• Objective: Your task is to repeat the lines below exactly, excluding any pictures they contain.

• Stored data:
- - -

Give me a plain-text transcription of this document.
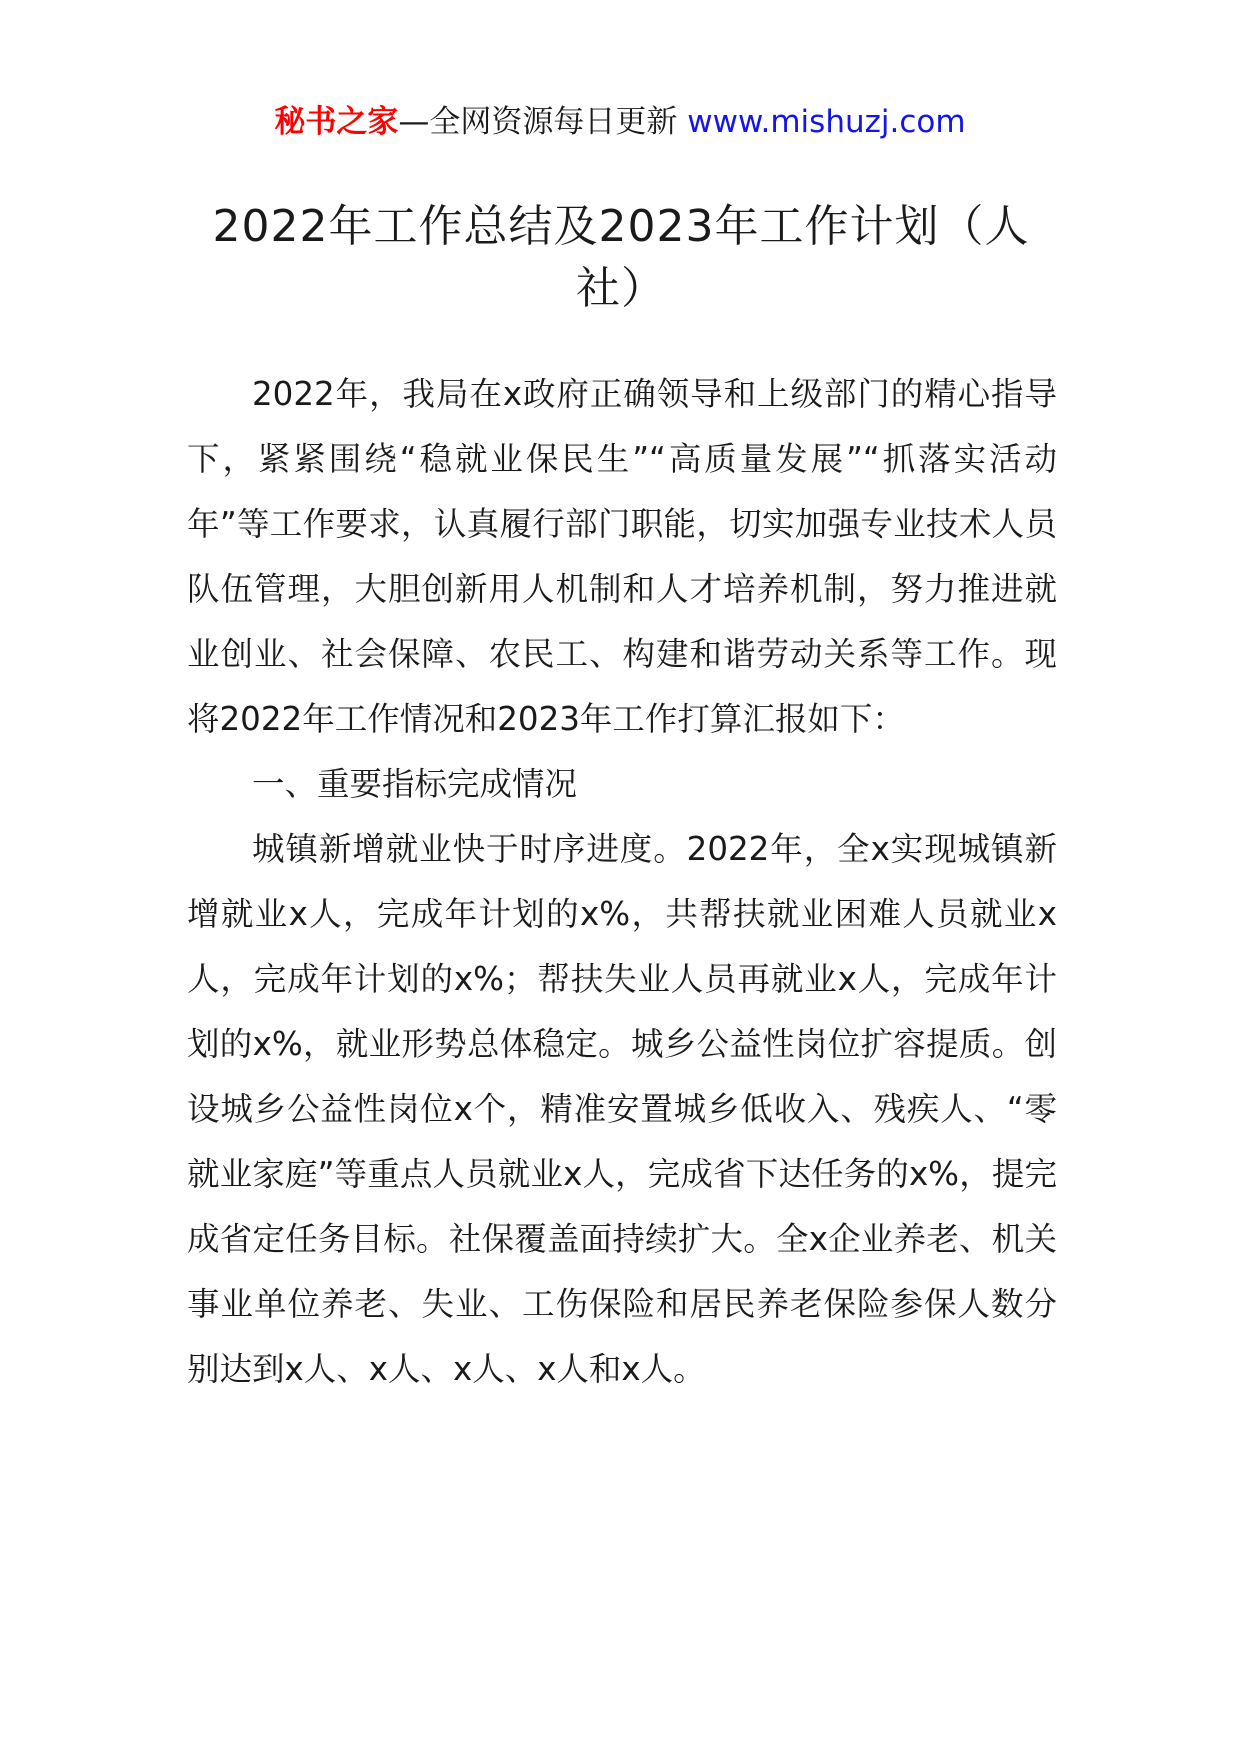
秘书之家—全网资源每日更新 www.mishuzj.com
2022年工作总结及2023年工作计划（人社）

2022年，我局在x政府正确领导和上级部门的精心指导下，紧紧围绕“稳就业保民生”“高质量发展”“抓落实活动年”等工作要求，认真履行部门职能，切实加强专业技术人员队伍管理，大胆创新用人机制和人才培养机制，努力推进就业创业、社会保障、农民工、构建和谐劳动关系等工作。现将2022年工作情况和2023年工作打算汇报如下：

一、重要指标完成情况

城镇新增就业快于时序进度。2022年，全x实现城镇新增就业x人，完成年计划的x%，共帮扶就业困难人员就业x人，完成年计划的x%；帮扶失业人员再就业x人，完成年计划的x%，就业形势总体稳定。城乡公益性岗位扩容提质。创设城乡公益性岗位x个，精准安置城乡低收入、残疾人、“零就业家庭”等重点人员就业x人，完成省下达任务的x%，提完成省定任务目标。社保覆盖面持续扩大。全x企业养老、机关事业单位养老、失业、工伤保险和居民养老保险参保人数分别达到x人、x人、x人、x人和x人。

- - -

• Reply:
Give me a plain-text transcription of this document.
秘书之家—全网资源每日更新 www.mishuzj.com
2022年工作总结及2023年工作计划（人社）

2022年，我局在x政府正确领导和上级部门的精心指导下，紧紧围绕“稳就业保民生”“高质量发展”“抓落实活动年”等工作要求，认真履行部门职能，切实加强专业技术人员队伍管理，大胆创新用人机制和人才培养机制，努力推进就业创业、社会保障、农民工、构建和谐劳动关系等工作。现将2022年工作情况和2023年工作打算汇报如下：

一、重要指标完成情况

城镇新增就业快于时序进度。2022年，全x实现城镇新增就业x人，完成年计划的x%，共帮扶就业困难人员就业x人，完成年计划的x%；帮扶失业人员再就业x人，完成年计划的x%，就业形势总体稳定。城乡公益性岗位扩容提质。创设城乡公益性岗位x个，精准安置城乡低收入、残疾人、“零就业家庭”等重点人员就业x人，完成省下达任务的x%，提完成省定任务目标。社保覆盖面持续扩大。全x企业养老、机关事业单位养老、失业、工伤保险和居民养老保险参保人数分别达到x人、x人、x人、x人和x人。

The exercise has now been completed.